● **GIVEN TASK**: In the passage on anarchism, condense the paragraph beginning "Further, anarchists argue" into a short bulleted list that keeps its main facts.

● **TEXT SECTION**:

To begin with, what is anarchism? Though there are myriad different strands of anarchism -- many of which would be loath to admit kinship with each other -- there is a commonality to them all. In essence, this commonality is a basic rejection of the state (i.e., government) and an opposition (at least in theory) to 'hierarchy' in the broadest sense; that is, to the authority exerted by one person or group over another.

In the words of the popular contemporary anarchist writer, Cindy Milstein, anarchism "stands for the absence of both domination (mastery or control over another) and hierarchy (ranked power relations of dominance and subordination)," and that "[f]rom its beginnings, anarchism's core aspiration has been to root out and eradicate all coercive, hierarchical social relations and dream up and establish consensual, egalitarian ones in every instance" (

Further, anarchists argue that the state is categorically destructive of all revolutionary ends, and that the exercise of official authority can never but ultimately result in the unqualified extension of human misery, servility, and oppression. "All power corrupts." Socialists -- and in particular, Marxists -- on the other hand, hold a different view. Socialists maintain that a limited form of government or state can, nay must, be wielded by the organized working-class in its majority in order to secure its triumph over its masters, the capitalist class (or "bourgeoisie"). This is the "dictatorship of the proletariat" in Marx.

Much like pacifists view violence as an inherently evil phenomenon to be avoided at all costs, so too do anarchists place a taboo on the state. As the renowned anarchist Mikhail Bakunin wrote in Statism and Anarchy,
If the State is needed to emancipate the workers, then the workers are not yet free ... Every state, not excepting [a] People's State, is a yoke, on the one hand giving rise to despotism and on the other to slavery. [Marxists] insist that only dictatorship (of course their own) [i.e., dictatorship of the proletariat] can create freedom for the people. We reply that all dictatorship has no objective other than self-perpetuation, and that slavery is all it can generate and instill in the people who suffer it. Freedom can be created only by freedom ... ( 
Of course, Bakunin's opposition to "all dictatorship" only included formal dictatorship or government. He had no problem with government or dictatorship as long as it was informal and concealed. As he wrote elsewhere, "[T]here is only one power and one dictatorship whose organisation is salutary and feasible: it is that collective, invisible dictatorship of those who are allied in the name of our principle," and stated that anarchists must be "like invisible pilots in the thick of the popular tempest. . . steer[ing] it [the revolution] not by any open power but by the collective dictatorship of all the allies -- a dictatorship without insignia, titles or official rights, and all the stronger for having none of the paraphernalia of power" (

Moreover, Bakunin, like many anarchists since, fetishized the use of violence in pursuit of anarchist freedom. To him, there was no contradiction between supporting violence and opposing all state authority. But what, in the final analysis, is the state if not the perfect expression of organized violence? What is government but the institutions of control and domination made to serve the interest of one part of society imposing its will, or authority, on the rest of society? The laws, the police, the courts, the politicians, etc., are all instruments of state control backed up by violence or the threat of violence.

● **RECORDED DATA**:

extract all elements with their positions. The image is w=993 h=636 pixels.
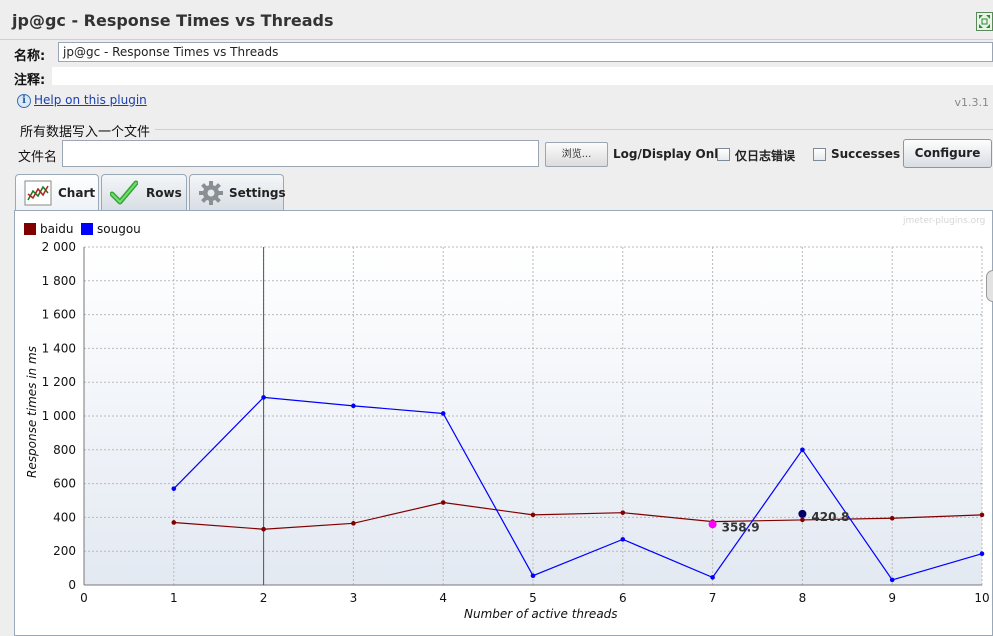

● **SOLUTION FOR THIS EXERCISE**:
- Anarchists argue that the state destroys all revolutionary ends.
- In their view, official authority always leads in the end to greater human misery, servility, and oppression ("All power corrupts").
- Socialists, especially Marxists, disagree. They hold that the organized working-class majority can and must use a limited form of state to defeat the capitalist class, or "bourgeoisie."
- Marx calls this the "dictatorship of the proletariat."